Reproduce all records verbatim.
--- MATERIAL ---
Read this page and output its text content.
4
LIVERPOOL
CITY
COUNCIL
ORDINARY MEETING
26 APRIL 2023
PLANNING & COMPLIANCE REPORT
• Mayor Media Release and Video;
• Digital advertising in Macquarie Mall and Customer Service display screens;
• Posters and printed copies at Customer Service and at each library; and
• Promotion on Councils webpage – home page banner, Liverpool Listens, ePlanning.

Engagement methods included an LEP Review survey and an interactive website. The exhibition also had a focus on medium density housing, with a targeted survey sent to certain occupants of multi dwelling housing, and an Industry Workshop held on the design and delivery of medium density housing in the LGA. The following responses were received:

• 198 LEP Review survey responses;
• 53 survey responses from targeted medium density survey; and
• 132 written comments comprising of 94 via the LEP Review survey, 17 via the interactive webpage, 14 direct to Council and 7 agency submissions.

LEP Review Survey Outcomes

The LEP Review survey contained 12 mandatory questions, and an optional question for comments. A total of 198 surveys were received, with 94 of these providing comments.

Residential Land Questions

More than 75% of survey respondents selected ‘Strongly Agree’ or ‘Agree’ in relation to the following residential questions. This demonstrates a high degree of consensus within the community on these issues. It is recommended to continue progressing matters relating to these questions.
---
[RESPONSE TO THIS TASK]
Read this page and output its text content.
4
LIVERPOOL
CITY
COUNCIL
ORDINARY MEETING
26 APRIL 2023
PLANNING & COMPLIANCE REPORT
• Mayor Media Release and Video;
• Digital advertising in Macquarie Mall and Customer Service display screens;
• Posters and printed copies at Customer Service and at each library; and
• Promotion on Councils webpage – home page banner, Liverpool Listens, ePlanning.

Engagement methods included an LEP Review survey and an interactive website. The exhibition also had a focus on medium density housing, with a targeted survey sent to certain occupants of multi dwelling housing, and an Industry Workshop held on the design and delivery of medium density housing in the LGA. The following responses were received:

• 198 LEP Review survey responses;
• 53 survey responses from targeted medium density survey; and
• 132 written comments comprising of 94 via the LEP Review survey, 17 via the interactive webpage, 14 direct to Council and 7 agency submissions.

LEP Review Survey Outcomes

The LEP Review survey contained 12 mandatory questions, and an optional question for comments. A total of 198 surveys were received, with 94 of these providing comments.

Residential Land Questions

More than 75% of survey respondents selected ‘Strongly Agree’ or ‘Agree’ in relation to the following residential questions. This demonstrates a high degree of consensus within the community on these issues. It is recommended to continue progressing matters relating to these questions.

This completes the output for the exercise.